**Objective:** Find each line with the word "this" in it, then give the total alone.

**Supplied information:**
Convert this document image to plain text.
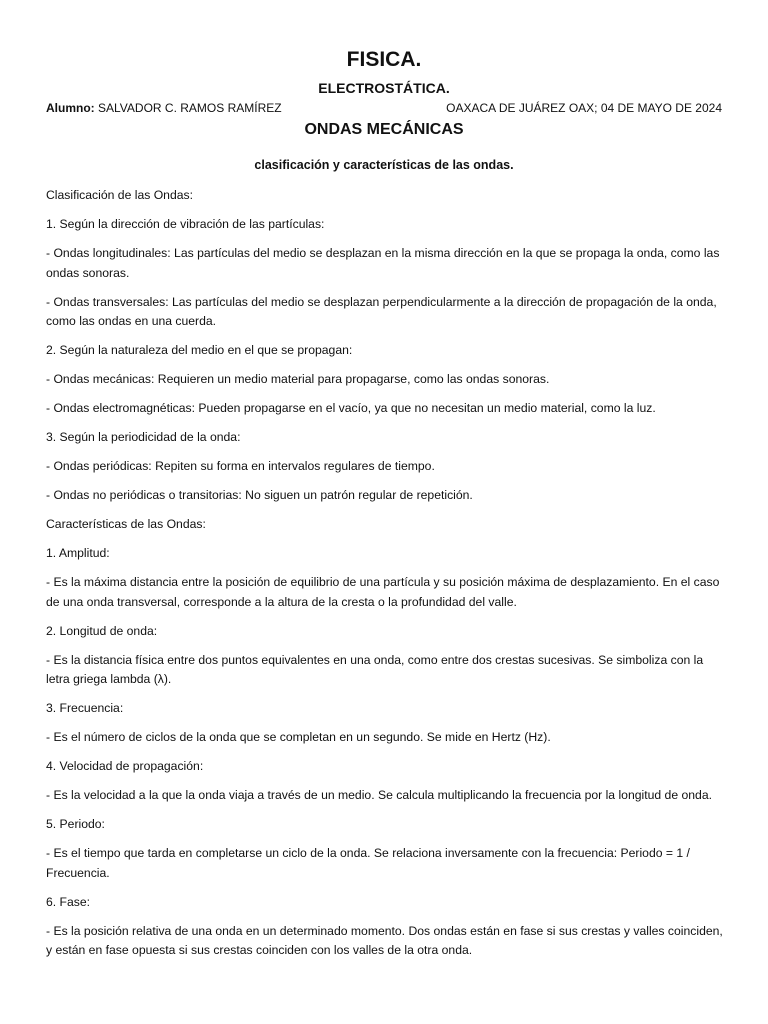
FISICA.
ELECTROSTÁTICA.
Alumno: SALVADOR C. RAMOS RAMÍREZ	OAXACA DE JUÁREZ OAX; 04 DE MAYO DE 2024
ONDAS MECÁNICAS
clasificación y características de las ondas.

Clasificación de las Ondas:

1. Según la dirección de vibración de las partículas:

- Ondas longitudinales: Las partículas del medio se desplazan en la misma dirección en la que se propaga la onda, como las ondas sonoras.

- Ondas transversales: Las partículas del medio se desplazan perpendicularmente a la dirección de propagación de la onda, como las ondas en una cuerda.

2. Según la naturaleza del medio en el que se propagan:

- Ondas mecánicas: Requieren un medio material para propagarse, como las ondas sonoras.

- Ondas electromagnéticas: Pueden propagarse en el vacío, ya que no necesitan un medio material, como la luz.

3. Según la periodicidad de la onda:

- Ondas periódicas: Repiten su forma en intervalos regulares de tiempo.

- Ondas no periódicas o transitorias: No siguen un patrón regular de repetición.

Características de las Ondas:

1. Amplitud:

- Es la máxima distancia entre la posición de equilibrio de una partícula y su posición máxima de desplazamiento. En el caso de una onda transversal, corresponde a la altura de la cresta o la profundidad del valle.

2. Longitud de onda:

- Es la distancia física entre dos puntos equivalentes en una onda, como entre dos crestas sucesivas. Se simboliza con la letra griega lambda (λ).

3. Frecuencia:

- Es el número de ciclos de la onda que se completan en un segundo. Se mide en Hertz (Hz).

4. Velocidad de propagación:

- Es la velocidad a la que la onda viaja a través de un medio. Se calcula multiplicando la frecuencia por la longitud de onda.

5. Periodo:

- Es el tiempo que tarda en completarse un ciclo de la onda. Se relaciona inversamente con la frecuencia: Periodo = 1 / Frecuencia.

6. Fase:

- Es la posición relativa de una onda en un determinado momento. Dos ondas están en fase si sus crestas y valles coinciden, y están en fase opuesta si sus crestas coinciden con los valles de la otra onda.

==

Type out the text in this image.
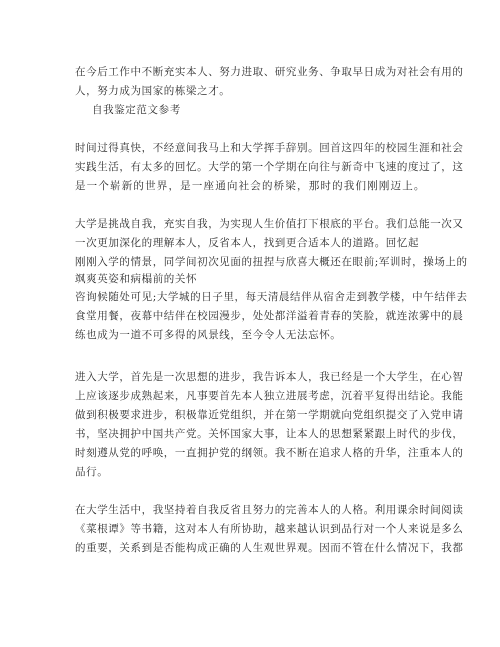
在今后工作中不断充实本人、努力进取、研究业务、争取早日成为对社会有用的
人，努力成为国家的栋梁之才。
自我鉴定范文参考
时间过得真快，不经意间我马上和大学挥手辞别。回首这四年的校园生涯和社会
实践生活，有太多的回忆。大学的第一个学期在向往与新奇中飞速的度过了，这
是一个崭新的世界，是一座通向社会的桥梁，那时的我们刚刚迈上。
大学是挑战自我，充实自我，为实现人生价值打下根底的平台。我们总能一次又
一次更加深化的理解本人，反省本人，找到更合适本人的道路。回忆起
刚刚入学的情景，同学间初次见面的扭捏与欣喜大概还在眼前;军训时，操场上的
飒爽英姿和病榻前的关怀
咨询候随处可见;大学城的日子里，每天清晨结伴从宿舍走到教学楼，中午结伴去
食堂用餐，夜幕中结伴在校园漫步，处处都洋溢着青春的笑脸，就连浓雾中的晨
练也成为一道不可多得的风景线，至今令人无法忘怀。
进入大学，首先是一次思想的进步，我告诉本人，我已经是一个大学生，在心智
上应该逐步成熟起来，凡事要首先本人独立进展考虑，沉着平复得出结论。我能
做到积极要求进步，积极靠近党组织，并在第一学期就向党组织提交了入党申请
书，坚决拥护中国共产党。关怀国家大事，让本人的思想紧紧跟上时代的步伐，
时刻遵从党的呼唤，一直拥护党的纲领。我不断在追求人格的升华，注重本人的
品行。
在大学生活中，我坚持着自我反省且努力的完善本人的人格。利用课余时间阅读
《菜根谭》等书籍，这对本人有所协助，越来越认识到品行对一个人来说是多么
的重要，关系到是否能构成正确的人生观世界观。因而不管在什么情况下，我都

**Task result:** 2